- [Aim]: List each line of the data that holds the string "true", please.

+++

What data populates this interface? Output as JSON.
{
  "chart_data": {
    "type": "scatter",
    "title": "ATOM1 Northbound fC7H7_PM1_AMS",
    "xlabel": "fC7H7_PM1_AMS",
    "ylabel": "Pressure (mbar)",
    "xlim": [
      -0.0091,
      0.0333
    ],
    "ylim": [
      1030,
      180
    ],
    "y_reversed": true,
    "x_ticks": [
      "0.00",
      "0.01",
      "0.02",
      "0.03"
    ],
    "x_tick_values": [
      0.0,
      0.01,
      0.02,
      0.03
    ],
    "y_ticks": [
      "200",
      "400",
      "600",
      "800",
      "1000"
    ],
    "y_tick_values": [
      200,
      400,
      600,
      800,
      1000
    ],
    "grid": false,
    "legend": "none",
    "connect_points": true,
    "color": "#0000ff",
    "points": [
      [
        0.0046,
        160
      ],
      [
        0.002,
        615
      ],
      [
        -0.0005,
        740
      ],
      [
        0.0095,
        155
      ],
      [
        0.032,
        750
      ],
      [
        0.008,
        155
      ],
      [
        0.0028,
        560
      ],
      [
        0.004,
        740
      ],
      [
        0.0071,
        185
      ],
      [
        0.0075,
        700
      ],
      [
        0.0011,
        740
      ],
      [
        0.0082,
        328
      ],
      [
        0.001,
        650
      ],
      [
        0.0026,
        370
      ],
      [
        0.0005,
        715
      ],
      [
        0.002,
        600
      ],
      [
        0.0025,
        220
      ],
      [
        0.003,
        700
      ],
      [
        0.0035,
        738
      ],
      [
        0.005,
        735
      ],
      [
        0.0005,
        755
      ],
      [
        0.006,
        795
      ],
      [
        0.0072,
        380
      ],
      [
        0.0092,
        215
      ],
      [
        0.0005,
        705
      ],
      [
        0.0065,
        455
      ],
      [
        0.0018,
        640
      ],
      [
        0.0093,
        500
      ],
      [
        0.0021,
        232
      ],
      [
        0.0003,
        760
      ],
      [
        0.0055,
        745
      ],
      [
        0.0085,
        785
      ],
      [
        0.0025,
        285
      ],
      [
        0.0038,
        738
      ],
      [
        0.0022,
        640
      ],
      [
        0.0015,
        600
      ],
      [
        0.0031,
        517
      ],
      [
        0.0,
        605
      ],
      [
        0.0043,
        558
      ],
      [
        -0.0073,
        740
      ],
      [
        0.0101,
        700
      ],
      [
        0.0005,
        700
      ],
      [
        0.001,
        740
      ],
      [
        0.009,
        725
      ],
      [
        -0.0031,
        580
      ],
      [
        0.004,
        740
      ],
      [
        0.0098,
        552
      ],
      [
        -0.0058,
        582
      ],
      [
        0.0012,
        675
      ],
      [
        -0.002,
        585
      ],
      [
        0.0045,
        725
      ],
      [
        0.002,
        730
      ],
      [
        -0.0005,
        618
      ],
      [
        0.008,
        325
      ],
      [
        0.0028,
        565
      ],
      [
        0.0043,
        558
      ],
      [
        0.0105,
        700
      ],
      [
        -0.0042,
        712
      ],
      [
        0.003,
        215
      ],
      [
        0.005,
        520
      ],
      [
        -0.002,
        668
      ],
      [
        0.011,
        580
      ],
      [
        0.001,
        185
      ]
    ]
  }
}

+++

- [Result of this exercise]:
    "y_reversed": true,
    "connect_points": true,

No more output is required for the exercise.